What is being asked: Set the following entries down again exactly, line by line.

'''

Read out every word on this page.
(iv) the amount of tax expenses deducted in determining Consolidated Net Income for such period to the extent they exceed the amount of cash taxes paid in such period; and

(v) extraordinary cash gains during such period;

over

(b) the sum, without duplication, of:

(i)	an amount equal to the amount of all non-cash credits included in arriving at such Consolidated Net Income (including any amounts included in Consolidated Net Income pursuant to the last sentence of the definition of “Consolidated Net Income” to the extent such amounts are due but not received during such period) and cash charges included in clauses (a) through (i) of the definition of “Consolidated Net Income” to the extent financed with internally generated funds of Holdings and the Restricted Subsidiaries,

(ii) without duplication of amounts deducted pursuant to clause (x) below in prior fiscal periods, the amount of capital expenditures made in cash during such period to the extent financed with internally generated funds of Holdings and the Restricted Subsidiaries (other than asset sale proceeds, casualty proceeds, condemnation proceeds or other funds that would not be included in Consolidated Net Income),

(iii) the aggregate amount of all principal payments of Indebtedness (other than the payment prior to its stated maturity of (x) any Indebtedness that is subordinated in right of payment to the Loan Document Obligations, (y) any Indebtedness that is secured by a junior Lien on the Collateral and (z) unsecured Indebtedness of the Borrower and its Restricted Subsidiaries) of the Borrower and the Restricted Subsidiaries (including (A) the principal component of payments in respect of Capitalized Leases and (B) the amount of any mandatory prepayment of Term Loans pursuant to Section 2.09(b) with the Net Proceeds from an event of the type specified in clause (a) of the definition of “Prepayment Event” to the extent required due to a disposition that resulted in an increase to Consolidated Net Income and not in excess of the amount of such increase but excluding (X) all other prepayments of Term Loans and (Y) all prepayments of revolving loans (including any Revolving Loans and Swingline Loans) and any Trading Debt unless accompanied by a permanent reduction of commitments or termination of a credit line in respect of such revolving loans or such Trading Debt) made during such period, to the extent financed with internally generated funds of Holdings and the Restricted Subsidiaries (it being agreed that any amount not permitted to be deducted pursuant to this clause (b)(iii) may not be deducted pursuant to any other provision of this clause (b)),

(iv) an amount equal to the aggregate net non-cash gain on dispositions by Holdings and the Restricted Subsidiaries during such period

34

'''

Exercise solution:
Read out every word on this page.
(iv) the amount of tax expenses deducted in determining Consolidated Net Income for such period to the extent they exceed the amount of cash taxes paid in such period; and

(v) extraordinary cash gains during such period;

over

(b) the sum, without duplication, of:

(i)	an amount equal to the amount of all non-cash credits included in arriving at such Consolidated Net Income (including any amounts included in Consolidated Net Income pursuant to the last sentence of the definition of “Consolidated Net Income” to the extent such amounts are due but not received during such period) and cash charges included in clauses (a) through (i) of the definition of “Consolidated Net Income” to the extent financed with internally generated funds of Holdings and the Restricted Subsidiaries,

(ii) without duplication of amounts deducted pursuant to clause (x) below in prior fiscal periods, the amount of capital expenditures made in cash during such period to the extent financed with internally generated funds of Holdings and the Restricted Subsidiaries (other than asset sale proceeds, casualty proceeds, condemnation proceeds or other funds that would not be included in Consolidated Net Income),

(iii) the aggregate amount of all principal payments of Indebtedness (other than the payment prior to its stated maturity of (x) any Indebtedness that is subordinated in right of payment to the Loan Document Obligations, (y) any Indebtedness that is secured by a junior Lien on the Collateral and (z) unsecured Indebtedness of the Borrower and its Restricted Subsidiaries) of the Borrower and the Restricted Subsidiaries (including (A) the principal component of payments in respect of Capitalized Leases and (B) the amount of any mandatory prepayment of Term Loans pursuant to Section 2.09(b) with the Net Proceeds from an event of the type specified in clause (a) of the definition of “Prepayment Event” to the extent required due to a disposition that resulted in an increase to Consolidated Net Income and not in excess of the amount of such increase but excluding (X) all other prepayments of Term Loans and (Y) all prepayments of revolving loans (including any Revolving Loans and Swingline Loans) and any Trading Debt unless accompanied by a permanent reduction of commitments or termination of a credit line in respect of such revolving loans or such Trading Debt) made during such period, to the extent financed with internally generated funds of Holdings and the Restricted Subsidiaries (it being agreed that any amount not permitted to be deducted pursuant to this clause (b)(iii) may not be deducted pursuant to any other provision of this clause (b)),

(iv) an amount equal to the aggregate net non-cash gain on dispositions by Holdings and the Restricted Subsidiaries during such period

34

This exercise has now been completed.